• Given problem
All of the records below should be output exactly.

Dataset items
begin
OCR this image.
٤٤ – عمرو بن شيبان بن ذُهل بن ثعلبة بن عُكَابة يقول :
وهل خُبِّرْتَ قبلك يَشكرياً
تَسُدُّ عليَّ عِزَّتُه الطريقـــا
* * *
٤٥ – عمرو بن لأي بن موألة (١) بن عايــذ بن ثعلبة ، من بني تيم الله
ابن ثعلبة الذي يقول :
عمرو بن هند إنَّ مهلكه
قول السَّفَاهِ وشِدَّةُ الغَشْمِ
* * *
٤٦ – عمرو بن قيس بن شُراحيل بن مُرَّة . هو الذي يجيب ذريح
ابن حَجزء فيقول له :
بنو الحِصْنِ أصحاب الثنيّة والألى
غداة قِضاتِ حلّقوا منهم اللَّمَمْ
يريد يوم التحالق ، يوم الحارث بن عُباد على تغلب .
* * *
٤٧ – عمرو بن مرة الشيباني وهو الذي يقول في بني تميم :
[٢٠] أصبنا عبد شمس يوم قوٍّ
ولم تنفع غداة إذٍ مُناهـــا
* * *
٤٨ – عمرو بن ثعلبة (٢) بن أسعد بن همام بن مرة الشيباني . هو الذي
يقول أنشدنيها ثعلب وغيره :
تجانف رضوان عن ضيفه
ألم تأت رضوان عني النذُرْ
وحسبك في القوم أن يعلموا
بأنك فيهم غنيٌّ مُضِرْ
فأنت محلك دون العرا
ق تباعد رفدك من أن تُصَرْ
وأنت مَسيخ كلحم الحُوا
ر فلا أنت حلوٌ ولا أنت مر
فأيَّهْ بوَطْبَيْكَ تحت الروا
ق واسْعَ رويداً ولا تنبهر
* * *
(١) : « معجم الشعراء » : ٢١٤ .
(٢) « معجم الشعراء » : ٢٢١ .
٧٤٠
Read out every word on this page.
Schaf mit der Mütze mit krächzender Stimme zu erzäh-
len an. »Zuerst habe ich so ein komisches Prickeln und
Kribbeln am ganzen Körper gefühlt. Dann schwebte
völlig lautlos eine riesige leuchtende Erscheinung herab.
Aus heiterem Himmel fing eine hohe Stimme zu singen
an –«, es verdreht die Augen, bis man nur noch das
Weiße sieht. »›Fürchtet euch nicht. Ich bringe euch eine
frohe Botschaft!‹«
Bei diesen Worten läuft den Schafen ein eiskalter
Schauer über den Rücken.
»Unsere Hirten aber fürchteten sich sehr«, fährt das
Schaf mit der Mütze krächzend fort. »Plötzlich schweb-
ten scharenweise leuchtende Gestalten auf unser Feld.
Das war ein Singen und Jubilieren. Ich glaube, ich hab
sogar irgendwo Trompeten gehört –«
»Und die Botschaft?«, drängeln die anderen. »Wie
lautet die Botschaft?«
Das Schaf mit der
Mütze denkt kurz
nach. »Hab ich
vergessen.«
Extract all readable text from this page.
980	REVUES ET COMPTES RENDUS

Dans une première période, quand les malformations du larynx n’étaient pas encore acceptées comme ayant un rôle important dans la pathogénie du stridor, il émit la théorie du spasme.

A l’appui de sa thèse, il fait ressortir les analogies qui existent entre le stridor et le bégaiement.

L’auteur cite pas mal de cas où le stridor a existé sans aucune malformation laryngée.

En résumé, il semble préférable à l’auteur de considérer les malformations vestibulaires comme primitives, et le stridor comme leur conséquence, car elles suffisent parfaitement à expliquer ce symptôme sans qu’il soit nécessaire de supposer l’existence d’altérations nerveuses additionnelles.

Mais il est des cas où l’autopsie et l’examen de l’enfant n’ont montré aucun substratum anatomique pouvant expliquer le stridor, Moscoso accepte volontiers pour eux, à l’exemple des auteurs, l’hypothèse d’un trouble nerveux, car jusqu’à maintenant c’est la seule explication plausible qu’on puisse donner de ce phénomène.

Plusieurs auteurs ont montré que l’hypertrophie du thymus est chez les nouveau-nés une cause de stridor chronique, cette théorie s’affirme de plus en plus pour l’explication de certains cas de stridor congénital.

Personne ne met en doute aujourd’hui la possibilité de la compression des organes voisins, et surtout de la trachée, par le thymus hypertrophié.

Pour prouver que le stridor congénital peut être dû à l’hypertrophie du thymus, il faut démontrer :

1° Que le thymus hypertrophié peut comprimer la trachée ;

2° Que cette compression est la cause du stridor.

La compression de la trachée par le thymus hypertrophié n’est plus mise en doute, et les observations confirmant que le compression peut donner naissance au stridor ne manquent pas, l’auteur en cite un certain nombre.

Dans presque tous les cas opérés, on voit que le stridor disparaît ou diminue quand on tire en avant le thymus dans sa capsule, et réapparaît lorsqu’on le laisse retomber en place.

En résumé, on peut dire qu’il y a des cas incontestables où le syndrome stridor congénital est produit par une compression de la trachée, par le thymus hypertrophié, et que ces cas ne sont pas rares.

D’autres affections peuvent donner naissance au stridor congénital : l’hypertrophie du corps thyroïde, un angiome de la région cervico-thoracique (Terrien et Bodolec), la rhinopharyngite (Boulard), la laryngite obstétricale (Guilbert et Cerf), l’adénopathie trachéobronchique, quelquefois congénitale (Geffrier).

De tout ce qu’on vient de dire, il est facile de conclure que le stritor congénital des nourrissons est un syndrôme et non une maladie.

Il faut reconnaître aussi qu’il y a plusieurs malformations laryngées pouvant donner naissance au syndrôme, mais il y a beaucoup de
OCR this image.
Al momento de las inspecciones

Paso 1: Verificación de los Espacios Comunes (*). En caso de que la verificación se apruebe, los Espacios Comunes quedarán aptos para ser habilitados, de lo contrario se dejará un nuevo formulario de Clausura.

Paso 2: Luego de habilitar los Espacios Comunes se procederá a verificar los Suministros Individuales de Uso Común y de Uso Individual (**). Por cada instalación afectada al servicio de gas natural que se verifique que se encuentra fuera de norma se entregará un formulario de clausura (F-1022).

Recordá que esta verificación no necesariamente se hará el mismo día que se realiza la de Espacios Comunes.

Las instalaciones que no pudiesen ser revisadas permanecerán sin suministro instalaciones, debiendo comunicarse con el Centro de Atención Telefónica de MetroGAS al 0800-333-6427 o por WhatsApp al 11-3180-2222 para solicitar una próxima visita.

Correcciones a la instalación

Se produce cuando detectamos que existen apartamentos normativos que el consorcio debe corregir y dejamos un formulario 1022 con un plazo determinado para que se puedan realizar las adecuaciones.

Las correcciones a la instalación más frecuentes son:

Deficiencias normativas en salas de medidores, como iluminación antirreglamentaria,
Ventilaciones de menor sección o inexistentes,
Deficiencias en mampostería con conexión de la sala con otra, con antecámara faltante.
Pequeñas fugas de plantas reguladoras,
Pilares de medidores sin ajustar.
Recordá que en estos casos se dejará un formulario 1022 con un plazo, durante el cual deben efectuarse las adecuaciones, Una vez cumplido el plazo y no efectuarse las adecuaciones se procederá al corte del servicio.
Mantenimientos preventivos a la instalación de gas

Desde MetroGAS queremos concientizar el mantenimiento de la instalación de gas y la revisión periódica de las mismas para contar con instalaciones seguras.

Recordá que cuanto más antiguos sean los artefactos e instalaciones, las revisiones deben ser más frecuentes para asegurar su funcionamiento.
end
• Solution to this problem
OCR this image.
٤٤ – عمرو بن شيبان بن ذُهل بن ثعلبة بن عُكَابة يقول :
وهل خُبِّرْتَ قبلك يَشكرياً
تَسُدُّ عليَّ عِزَّتُه الطريقـــا
* * *
٤٥ – عمرو بن لأي بن موألة (١) بن عايــذ بن ثعلبة ، من بني تيم الله
ابن ثعلبة الذي يقول :
عمرو بن هند إنَّ مهلكه
قول السَّفَاهِ وشِدَّةُ الغَشْمِ
* * *
٤٦ – عمرو بن قيس بن شُراحيل بن مُرَّة . هو الذي يجيب ذريح
ابن حَجزء فيقول له :
بنو الحِصْنِ أصحاب الثنيّة والألى
غداة قِضاتِ حلّقوا منهم اللَّمَمْ
يريد يوم التحالق ، يوم الحارث بن عُباد على تغلب .
* * *
٤٧ – عمرو بن مرة الشيباني وهو الذي يقول في بني تميم :
[٢٠] أصبنا عبد شمس يوم قوٍّ
ولم تنفع غداة إذٍ مُناهـــا
* * *
٤٨ – عمرو بن ثعلبة (٢) بن أسعد بن همام بن مرة الشيباني . هو الذي
يقول أنشدنيها ثعلب وغيره :
تجانف رضوان عن ضيفه
ألم تأت رضوان عني النذُرْ
وحسبك في القوم أن يعلموا
بأنك فيهم غنيٌّ مُضِرْ
فأنت محلك دون العرا
ق تباعد رفدك من أن تُصَرْ
وأنت مَسيخ كلحم الحُوا
ر فلا أنت حلوٌ ولا أنت مر
فأيَّهْ بوَطْبَيْكَ تحت الروا
ق واسْعَ رويداً ولا تنبهر
* * *
(١) : « معجم الشعراء » : ٢١٤ .
(٢) « معجم الشعراء » : ٢٢١ .
٧٤٠
Read out every word on this page.
Schaf mit der Mütze mit krächzender Stimme zu erzäh-
len an. »Zuerst habe ich so ein komisches Prickeln und
Kribbeln am ganzen Körper gefühlt. Dann schwebte
völlig lautlos eine riesige leuchtende Erscheinung herab.
Aus heiterem Himmel fing eine hohe Stimme zu singen
an –«, es verdreht die Augen, bis man nur noch das
Weiße sieht. »›Fürchtet euch nicht. Ich bringe euch eine
frohe Botschaft!‹«
Bei diesen Worten läuft den Schafen ein eiskalter
Schauer über den Rücken.
»Unsere Hirten aber fürchteten sich sehr«, fährt das
Schaf mit der Mütze krächzend fort. »Plötzlich schweb-
ten scharenweise leuchtende Gestalten auf unser Feld.
Das war ein Singen und Jubilieren. Ich glaube, ich hab
sogar irgendwo Trompeten gehört –«
»Und die Botschaft?«, drängeln die anderen. »Wie
lautet die Botschaft?«
Das Schaf mit der
Mütze denkt kurz
nach. »Hab ich
vergessen.«
Extract all readable text from this page.
980	REVUES ET COMPTES RENDUS

Dans une première période, quand les malformations du larynx n’étaient pas encore acceptées comme ayant un rôle important dans la pathogénie du stridor, il émit la théorie du spasme.

A l’appui de sa thèse, il fait ressortir les analogies qui existent entre le stridor et le bégaiement.

L’auteur cite pas mal de cas où le stridor a existé sans aucune malformation laryngée.

En résumé, il semble préférable à l’auteur de considérer les malformations vestibulaires comme primitives, et le stridor comme leur conséquence, car elles suffisent parfaitement à expliquer ce symptôme sans qu’il soit nécessaire de supposer l’existence d’altérations nerveuses additionnelles.

Mais il est des cas où l’autopsie et l’examen de l’enfant n’ont montré aucun substratum anatomique pouvant expliquer le stridor, Moscoso accepte volontiers pour eux, à l’exemple des auteurs, l’hypothèse d’un trouble nerveux, car jusqu’à maintenant c’est la seule explication plausible qu’on puisse donner de ce phénomène.

Plusieurs auteurs ont montré que l’hypertrophie du thymus est chez les nouveau-nés une cause de stridor chronique, cette théorie s’affirme de plus en plus pour l’explication de certains cas de stridor congénital.

Personne ne met en doute aujourd’hui la possibilité de la compression des organes voisins, et surtout de la trachée, par le thymus hypertrophié.

Pour prouver que le stridor congénital peut être dû à l’hypertrophie du thymus, il faut démontrer :

1° Que le thymus hypertrophié peut comprimer la trachée ;

2° Que cette compression est la cause du stridor.

La compression de la trachée par le thymus hypertrophié n’est plus mise en doute, et les observations confirmant que le compression peut donner naissance au stridor ne manquent pas, l’auteur en cite un certain nombre.

Dans presque tous les cas opérés, on voit que le stridor disparaît ou diminue quand on tire en avant le thymus dans sa capsule, et réapparaît lorsqu’on le laisse retomber en place.

En résumé, on peut dire qu’il y a des cas incontestables où le syndrome stridor congénital est produit par une compression de la trachée, par le thymus hypertrophié, et que ces cas ne sont pas rares.

D’autres affections peuvent donner naissance au stridor congénital : l’hypertrophie du corps thyroïde, un angiome de la région cervico-thoracique (Terrien et Bodolec), la rhinopharyngite (Boulard), la laryngite obstétricale (Guilbert et Cerf), l’adénopathie trachéobronchique, quelquefois congénitale (Geffrier).

De tout ce qu’on vient de dire, il est facile de conclure que le stritor congénital des nourrissons est un syndrôme et non une maladie.

Il faut reconnaître aussi qu’il y a plusieurs malformations laryngées pouvant donner naissance au syndrôme, mais il y a beaucoup de
OCR this image.
Al momento de las inspecciones

Paso 1: Verificación de los Espacios Comunes (*). En caso de que la verificación se apruebe, los Espacios Comunes quedarán aptos para ser habilitados, de lo contrario se dejará un nuevo formulario de Clausura.

Paso 2: Luego de habilitar los Espacios Comunes se procederá a verificar los Suministros Individuales de Uso Común y de Uso Individual (**). Por cada instalación afectada al servicio de gas natural que se verifique que se encuentra fuera de norma se entregará un formulario de clausura (F-1022).

Recordá que esta verificación no necesariamente se hará el mismo día que se realiza la de Espacios Comunes.

Las instalaciones que no pudiesen ser revisadas permanecerán sin suministro instalaciones, debiendo comunicarse con el Centro de Atención Telefónica de MetroGAS al 0800-333-6427 o por WhatsApp al 11-3180-2222 para solicitar una próxima visita.

Correcciones a la instalación

Se produce cuando detectamos que existen apartamentos normativos que el consorcio debe corregir y dejamos un formulario 1022 con un plazo determinado para que se puedan realizar las adecuaciones.

Las correcciones a la instalación más frecuentes son:

Deficiencias normativas en salas de medidores, como iluminación antirreglamentaria,
Ventilaciones de menor sección o inexistentes,
Deficiencias en mampostería con conexión de la sala con otra, con antecámara faltante.
Pequeñas fugas de plantas reguladoras,
Pilares de medidores sin ajustar.
Recordá que en estos casos se dejará un formulario 1022 con un plazo, durante el cual deben efectuarse las adecuaciones, Una vez cumplido el plazo y no efectuarse las adecuaciones se procederá al corte del servicio.
Mantenimientos preventivos a la instalación de gas

Desde MetroGAS queremos concientizar el mantenimiento de la instalación de gas y la revisión periódica de las mismas para contar con instalaciones seguras.

Recordá que cuanto más antiguos sean los artefactos e instalaciones, las revisiones deben ser más frecuentes para asegurar su funcionamiento.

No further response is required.